Write out all of the entries exactly as given.
************
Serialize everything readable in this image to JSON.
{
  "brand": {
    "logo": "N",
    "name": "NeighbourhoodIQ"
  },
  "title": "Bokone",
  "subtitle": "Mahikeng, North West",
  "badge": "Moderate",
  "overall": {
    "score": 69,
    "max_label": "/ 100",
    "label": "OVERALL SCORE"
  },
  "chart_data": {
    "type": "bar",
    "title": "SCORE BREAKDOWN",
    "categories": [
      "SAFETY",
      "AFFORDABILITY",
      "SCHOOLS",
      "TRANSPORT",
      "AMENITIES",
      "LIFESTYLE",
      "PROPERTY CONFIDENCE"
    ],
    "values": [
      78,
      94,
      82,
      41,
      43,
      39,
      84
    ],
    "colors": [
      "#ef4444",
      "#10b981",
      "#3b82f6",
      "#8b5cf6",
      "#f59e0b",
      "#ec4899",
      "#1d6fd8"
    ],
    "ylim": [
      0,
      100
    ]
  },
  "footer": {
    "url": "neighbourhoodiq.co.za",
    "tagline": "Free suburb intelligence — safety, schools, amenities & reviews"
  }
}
************
[Reply to the exercise]
Serialize everything readable in this image to JSON.
{
  "brand": {
    "logo": "N",
    "name": "NeighbourhoodIQ"
  },
  "title": "Bokone",
  "subtitle": "Mahikeng, North West",
  "badge": "Moderate",
  "overall": {
    "score": 69,
    "max_label": "/ 100",
    "label": "OVERALL SCORE"
  },
  "chart_data": {
    "type": "bar",
    "title": "SCORE BREAKDOWN",
    "categories": [
      "SAFETY",
      "AFFORDABILITY",
      "SCHOOLS",
      "TRANSPORT",
      "AMENITIES",
      "LIFESTYLE",
      "PROPERTY CONFIDENCE"
    ],
    "values": [
      78,
      94,
      82,
      41,
      43,
      39,
      84
    ],
    "colors": [
      "#ef4444",
      "#10b981",
      "#3b82f6",
      "#8b5cf6",
      "#f59e0b",
      "#ec4899",
      "#1d6fd8"
    ],
    "ylim": [
      0,
      100
    ]
  },
  "footer": {
    "url": "neighbourhoodiq.co.za",
    "tagline": "Free suburb intelligence — safety, schools, amenities & reviews"
  }
}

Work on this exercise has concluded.